[Dataset]
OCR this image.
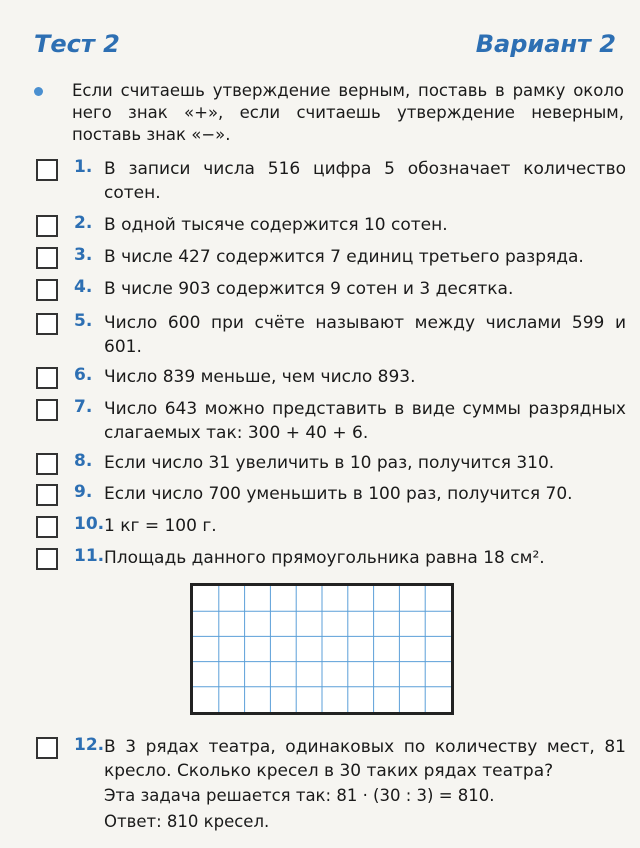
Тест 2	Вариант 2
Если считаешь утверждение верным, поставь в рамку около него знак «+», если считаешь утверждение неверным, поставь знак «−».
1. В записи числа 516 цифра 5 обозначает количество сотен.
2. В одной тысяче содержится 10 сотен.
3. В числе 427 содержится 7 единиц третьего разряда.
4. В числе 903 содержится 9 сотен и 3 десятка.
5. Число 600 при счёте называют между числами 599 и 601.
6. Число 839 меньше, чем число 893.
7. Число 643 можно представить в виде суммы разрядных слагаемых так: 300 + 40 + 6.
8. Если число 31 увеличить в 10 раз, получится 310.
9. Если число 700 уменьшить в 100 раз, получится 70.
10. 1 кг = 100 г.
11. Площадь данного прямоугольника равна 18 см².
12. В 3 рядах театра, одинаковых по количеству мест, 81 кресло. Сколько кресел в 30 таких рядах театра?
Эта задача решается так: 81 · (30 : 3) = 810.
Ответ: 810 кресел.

[Description of the task] Verbatim reproduction of every record is required; images are left out.

[Worked answer]
OCR this image.
Тест 2	Вариант 2
Если считаешь утверждение верным, поставь в рамку около него знак «+», если считаешь утверждение неверным, поставь знак «−».
1. В записи числа 516 цифра 5 обозначает количество сотен.
2. В одной тысяче содержится 10 сотен.
3. В числе 427 содержится 7 единиц третьего разряда.
4. В числе 903 содержится 9 сотен и 3 десятка.
5. Число 600 при счёте называют между числами 599 и 601.
6. Число 839 меньше, чем число 893.
7. Число 643 можно представить в виде суммы разрядных слагаемых так: 300 + 40 + 6.
8. Если число 31 увеличить в 10 раз, получится 310.
9. Если число 700 уменьшить в 100 раз, получится 70.
10. 1 кг = 100 г.
11. Площадь данного прямоугольника равна 18 см².
12. В 3 рядах театра, одинаковых по количеству мест, 81 кресло. Сколько кресел в 30 таких рядах театра?
Эта задача решается так: 81 · (30 : 3) = 810.
Ответ: 810 кресел.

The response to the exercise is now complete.